## Problem to solve
Starting at the line that contains "151, 654, 155]" and ending at the line that contains "150, 773, 159]", write out those lines of the listing again, swapping every "legend-line-icon" for "legend-stroke-icon" and changing nothing else.

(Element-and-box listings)
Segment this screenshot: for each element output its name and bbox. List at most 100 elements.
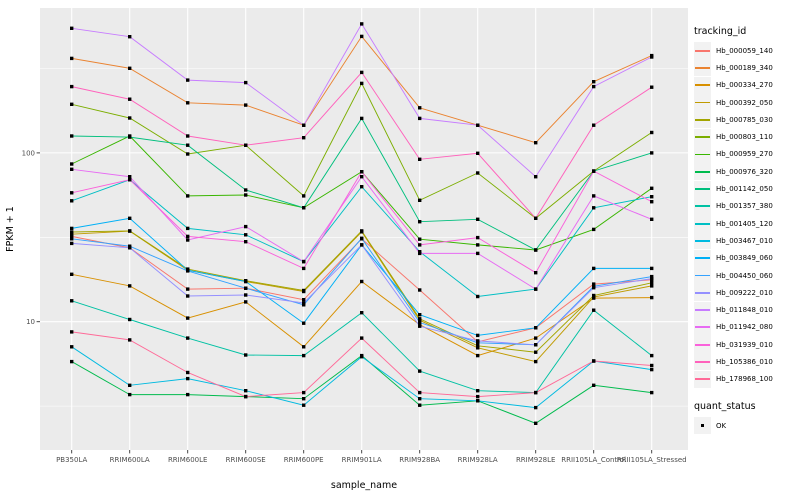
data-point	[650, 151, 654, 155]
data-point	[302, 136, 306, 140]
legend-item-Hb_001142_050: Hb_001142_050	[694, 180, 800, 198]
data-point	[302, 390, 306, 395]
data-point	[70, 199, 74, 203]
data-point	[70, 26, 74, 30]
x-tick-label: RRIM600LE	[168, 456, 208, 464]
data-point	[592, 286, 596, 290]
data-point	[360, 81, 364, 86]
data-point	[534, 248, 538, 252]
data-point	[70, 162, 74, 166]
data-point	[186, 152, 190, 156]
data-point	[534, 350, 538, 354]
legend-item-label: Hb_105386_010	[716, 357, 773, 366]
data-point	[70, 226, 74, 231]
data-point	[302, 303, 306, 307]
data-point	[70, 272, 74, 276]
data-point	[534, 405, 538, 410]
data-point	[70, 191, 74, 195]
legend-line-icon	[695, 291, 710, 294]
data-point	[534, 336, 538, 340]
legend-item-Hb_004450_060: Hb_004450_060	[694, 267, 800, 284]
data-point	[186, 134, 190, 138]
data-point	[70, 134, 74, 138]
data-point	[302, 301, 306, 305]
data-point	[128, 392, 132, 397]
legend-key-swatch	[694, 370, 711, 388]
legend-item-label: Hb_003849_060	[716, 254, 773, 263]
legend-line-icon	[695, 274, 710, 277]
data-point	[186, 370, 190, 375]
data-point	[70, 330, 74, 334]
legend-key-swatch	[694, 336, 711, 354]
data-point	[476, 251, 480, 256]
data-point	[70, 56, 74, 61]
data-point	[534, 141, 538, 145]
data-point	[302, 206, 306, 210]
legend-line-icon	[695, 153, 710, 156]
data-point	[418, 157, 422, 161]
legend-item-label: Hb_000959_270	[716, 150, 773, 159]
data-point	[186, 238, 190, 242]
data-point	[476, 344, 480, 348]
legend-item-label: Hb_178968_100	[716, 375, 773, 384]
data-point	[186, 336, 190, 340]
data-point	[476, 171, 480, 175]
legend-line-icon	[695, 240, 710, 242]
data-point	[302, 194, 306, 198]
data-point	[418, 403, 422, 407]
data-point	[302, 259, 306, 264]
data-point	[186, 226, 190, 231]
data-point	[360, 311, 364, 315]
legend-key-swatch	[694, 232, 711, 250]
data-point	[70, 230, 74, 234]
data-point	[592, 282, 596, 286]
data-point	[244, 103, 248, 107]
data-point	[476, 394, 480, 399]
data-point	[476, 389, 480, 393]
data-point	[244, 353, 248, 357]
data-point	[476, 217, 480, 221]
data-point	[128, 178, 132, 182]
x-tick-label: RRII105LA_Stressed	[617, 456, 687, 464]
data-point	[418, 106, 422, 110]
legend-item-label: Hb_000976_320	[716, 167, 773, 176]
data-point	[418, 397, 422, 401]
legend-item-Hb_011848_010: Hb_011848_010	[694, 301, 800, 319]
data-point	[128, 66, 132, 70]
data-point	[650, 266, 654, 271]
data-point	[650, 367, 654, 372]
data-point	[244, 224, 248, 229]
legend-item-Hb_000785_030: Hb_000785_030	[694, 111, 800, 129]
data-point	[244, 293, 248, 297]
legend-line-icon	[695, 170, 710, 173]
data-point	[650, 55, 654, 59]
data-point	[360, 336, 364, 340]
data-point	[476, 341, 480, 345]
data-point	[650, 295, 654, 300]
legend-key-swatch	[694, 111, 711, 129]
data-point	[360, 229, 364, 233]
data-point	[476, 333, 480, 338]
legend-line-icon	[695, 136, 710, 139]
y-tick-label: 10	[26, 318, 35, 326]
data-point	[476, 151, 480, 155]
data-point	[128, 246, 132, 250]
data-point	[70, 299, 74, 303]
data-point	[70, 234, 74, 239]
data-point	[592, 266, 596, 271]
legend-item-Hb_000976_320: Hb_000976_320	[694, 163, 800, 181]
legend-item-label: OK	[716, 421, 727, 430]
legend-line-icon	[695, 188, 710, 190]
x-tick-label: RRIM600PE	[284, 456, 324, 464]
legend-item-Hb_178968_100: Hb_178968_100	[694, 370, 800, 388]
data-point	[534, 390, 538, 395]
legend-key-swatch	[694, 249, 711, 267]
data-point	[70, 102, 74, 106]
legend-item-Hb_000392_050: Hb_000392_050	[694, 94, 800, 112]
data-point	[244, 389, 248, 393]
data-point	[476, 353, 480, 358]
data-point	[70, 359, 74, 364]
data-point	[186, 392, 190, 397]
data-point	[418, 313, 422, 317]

## Finished answer
data-point	[650, 151, 654, 155]
data-point	[302, 136, 306, 140]
legend-item-Hb_001142_050: Hb_001142_050	[694, 180, 800, 198]
data-point	[302, 390, 306, 395]
data-point	[70, 199, 74, 203]
data-point	[70, 26, 74, 30]
x-tick-label: RRIM600LE	[168, 456, 208, 464]
data-point	[592, 286, 596, 290]
data-point	[360, 81, 364, 86]
data-point	[534, 248, 538, 252]
data-point	[70, 162, 74, 166]
data-point	[186, 152, 190, 156]
data-point	[534, 350, 538, 354]
legend-item-label: Hb_105386_010	[716, 357, 773, 366]
data-point	[70, 226, 74, 231]
data-point	[302, 303, 306, 307]
data-point	[70, 272, 74, 276]
data-point	[534, 405, 538, 410]
data-point	[70, 191, 74, 195]
legend-stroke-icon	[695, 291, 710, 294]
data-point	[534, 336, 538, 340]
legend-item-Hb_004450_060: Hb_004450_060	[694, 267, 800, 284]
data-point	[186, 134, 190, 138]
data-point	[70, 134, 74, 138]
data-point	[302, 301, 306, 305]
data-point	[128, 392, 132, 397]
legend-key-swatch	[694, 370, 711, 388]
legend-item-label: Hb_003849_060	[716, 254, 773, 263]
legend-stroke-icon	[695, 274, 710, 277]
data-point	[186, 370, 190, 375]
data-point	[70, 330, 74, 334]
legend-key-swatch	[694, 336, 711, 354]
data-point	[476, 251, 480, 256]
data-point	[70, 56, 74, 61]
data-point	[534, 141, 538, 145]
data-point	[302, 206, 306, 210]
legend-stroke-icon	[695, 153, 710, 156]
data-point	[418, 157, 422, 161]
legend-item-label: Hb_000959_270	[716, 150, 773, 159]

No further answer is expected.